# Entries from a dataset

--- start ---

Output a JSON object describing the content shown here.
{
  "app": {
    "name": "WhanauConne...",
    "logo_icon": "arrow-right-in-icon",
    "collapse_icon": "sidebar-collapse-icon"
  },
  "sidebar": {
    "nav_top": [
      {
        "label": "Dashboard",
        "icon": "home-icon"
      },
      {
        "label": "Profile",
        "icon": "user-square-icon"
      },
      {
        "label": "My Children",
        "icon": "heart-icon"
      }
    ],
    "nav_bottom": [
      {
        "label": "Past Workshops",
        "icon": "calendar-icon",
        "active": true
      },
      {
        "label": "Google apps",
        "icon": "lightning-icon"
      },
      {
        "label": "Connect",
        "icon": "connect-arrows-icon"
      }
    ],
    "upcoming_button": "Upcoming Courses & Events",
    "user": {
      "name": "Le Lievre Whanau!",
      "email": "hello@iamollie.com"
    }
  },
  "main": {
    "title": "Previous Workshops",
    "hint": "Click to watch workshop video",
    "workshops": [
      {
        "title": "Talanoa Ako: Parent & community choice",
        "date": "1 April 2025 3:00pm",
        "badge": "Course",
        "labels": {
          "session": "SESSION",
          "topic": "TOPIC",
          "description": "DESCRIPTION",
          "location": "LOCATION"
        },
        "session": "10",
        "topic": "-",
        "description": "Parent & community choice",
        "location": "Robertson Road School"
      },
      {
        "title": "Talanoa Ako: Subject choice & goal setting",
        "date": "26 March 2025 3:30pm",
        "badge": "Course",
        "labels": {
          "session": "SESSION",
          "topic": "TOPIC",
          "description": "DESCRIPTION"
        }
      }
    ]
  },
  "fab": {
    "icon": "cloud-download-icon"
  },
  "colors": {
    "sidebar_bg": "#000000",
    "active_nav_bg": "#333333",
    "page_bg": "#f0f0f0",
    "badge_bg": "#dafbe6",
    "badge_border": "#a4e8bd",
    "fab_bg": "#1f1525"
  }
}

--- end ---

# WORK TO BE COMPLETED
Repeat the material above in full, quoting it exactly.

# THE OUTPUT
Output a JSON object describing the content shown here.
{
  "app": {
    "name": "WhanauConne...",
    "logo_icon": "arrow-right-in-icon",
    "collapse_icon": "sidebar-collapse-icon"
  },
  "sidebar": {
    "nav_top": [
      {
        "label": "Dashboard",
        "icon": "home-icon"
      },
      {
        "label": "Profile",
        "icon": "user-square-icon"
      },
      {
        "label": "My Children",
        "icon": "heart-icon"
      }
    ],
    "nav_bottom": [
      {
        "label": "Past Workshops",
        "icon": "calendar-icon",
        "active": true
      },
      {
        "label": "Google apps",
        "icon": "lightning-icon"
      },
      {
        "label": "Connect",
        "icon": "connect-arrows-icon"
      }
    ],
    "upcoming_button": "Upcoming Courses & Events",
    "user": {
      "name": "Le Lievre Whanau!",
      "email": "hello@iamollie.com"
    }
  },
  "main": {
    "title": "Previous Workshops",
    "hint": "Click to watch workshop video",
    "workshops": [
      {
        "title": "Talanoa Ako: Parent & community choice",
        "date": "1 April 2025 3:00pm",
        "badge": "Course",
        "labels": {
          "session": "SESSION",
          "topic": "TOPIC",
          "description": "DESCRIPTION",
          "location": "LOCATION"
        },
        "session": "10",
        "topic": "-",
        "description": "Parent & community choice",
        "location": "Robertson Road School"
      },
      {
        "title": "Talanoa Ako: Subject choice & goal setting",
        "date": "26 March 2025 3:30pm",
        "badge": "Course",
        "labels": {
          "session": "SESSION",
          "topic": "TOPIC",
          "description": "DESCRIPTION"
        }
      }
    ]
  },
  "fab": {
    "icon": "cloud-download-icon"
  },
  "colors": {
    "sidebar_bg": "#000000",
    "active_nav_bg": "#333333",
    "page_bg": "#f0f0f0",
    "badge_bg": "#dafbe6",
    "badge_border": "#a4e8bd",
    "fab_bg": "#1f1525"
  }
}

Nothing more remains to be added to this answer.